Make an exact copy of all the material below, apart from the pictures.
————————
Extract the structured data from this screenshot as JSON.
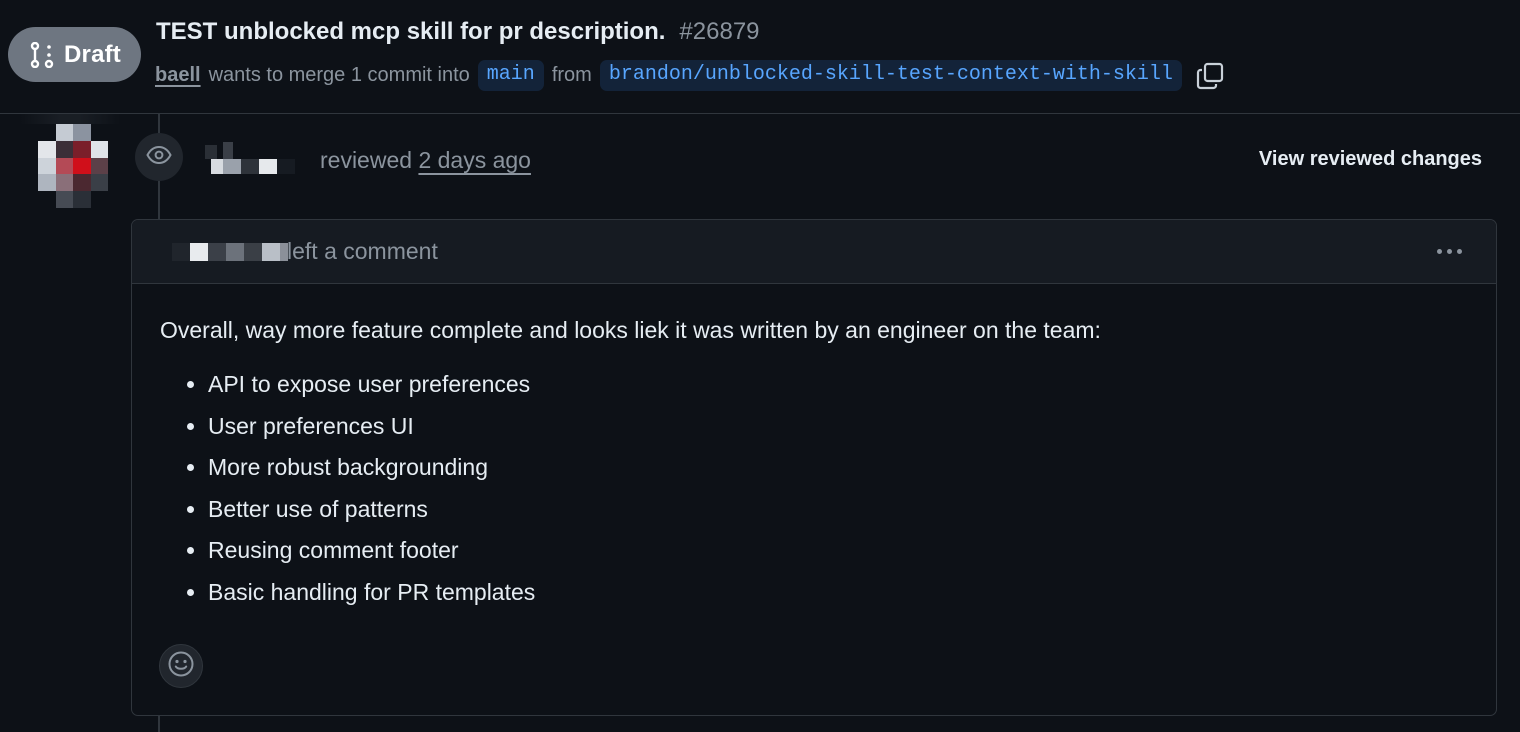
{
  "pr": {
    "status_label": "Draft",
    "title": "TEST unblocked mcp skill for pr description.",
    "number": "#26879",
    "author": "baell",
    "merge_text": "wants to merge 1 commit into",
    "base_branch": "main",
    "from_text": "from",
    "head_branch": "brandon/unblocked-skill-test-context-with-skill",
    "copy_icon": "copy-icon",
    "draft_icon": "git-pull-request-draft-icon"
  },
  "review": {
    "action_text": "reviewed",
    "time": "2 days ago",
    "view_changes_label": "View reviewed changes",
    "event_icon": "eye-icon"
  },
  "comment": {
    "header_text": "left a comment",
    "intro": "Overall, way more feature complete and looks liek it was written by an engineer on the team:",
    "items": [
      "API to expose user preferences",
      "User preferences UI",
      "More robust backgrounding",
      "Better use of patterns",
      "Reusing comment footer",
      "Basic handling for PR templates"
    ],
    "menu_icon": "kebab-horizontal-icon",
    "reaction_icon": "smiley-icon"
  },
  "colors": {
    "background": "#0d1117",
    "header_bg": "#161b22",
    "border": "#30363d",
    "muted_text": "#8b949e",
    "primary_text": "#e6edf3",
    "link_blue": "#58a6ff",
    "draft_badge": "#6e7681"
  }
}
————————
§ EXERCISE RESULT
Extract the structured data from this screenshot as JSON.
{
  "pr": {
    "status_label": "Draft",
    "title": "TEST unblocked mcp skill for pr description.",
    "number": "#26879",
    "author": "baell",
    "merge_text": "wants to merge 1 commit into",
    "base_branch": "main",
    "from_text": "from",
    "head_branch": "brandon/unblocked-skill-test-context-with-skill",
    "copy_icon": "copy-icon",
    "draft_icon": "git-pull-request-draft-icon"
  },
  "review": {
    "action_text": "reviewed",
    "time": "2 days ago",
    "view_changes_label": "View reviewed changes",
    "event_icon": "eye-icon"
  },
  "comment": {
    "header_text": "left a comment",
    "intro": "Overall, way more feature complete and looks liek it was written by an engineer on the team:",
    "items": [
      "API to expose user preferences",
      "User preferences UI",
      "More robust backgrounding",
      "Better use of patterns",
      "Reusing comment footer",
      "Basic handling for PR templates"
    ],
    "menu_icon": "kebab-horizontal-icon",
    "reaction_icon": "smiley-icon"
  },
  "colors": {
    "background": "#0d1117",
    "header_bg": "#161b22",
    "border": "#30363d",
    "muted_text": "#8b949e",
    "primary_text": "#e6edf3",
    "link_blue": "#58a6ff",
    "draft_badge": "#6e7681"
  }
}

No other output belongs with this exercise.